- Written instruction: Your task is to print every entry below exactly as given.

.....

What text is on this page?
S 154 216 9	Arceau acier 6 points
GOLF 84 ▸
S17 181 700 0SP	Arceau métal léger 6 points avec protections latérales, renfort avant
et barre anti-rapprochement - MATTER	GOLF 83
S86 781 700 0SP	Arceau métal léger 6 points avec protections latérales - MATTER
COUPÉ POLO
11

.....

- Task response:
What text is on this page?
S 154 216 9	Arceau acier 6 points
GOLF 84 ▸
S17 181 700 0SP	Arceau métal léger 6 points avec protections latérales, renfort avant
et barre anti-rapprochement - MATTER	GOLF 83
S86 781 700 0SP	Arceau métal léger 6 points avec protections latérales - MATTER
COUPÉ POLO
11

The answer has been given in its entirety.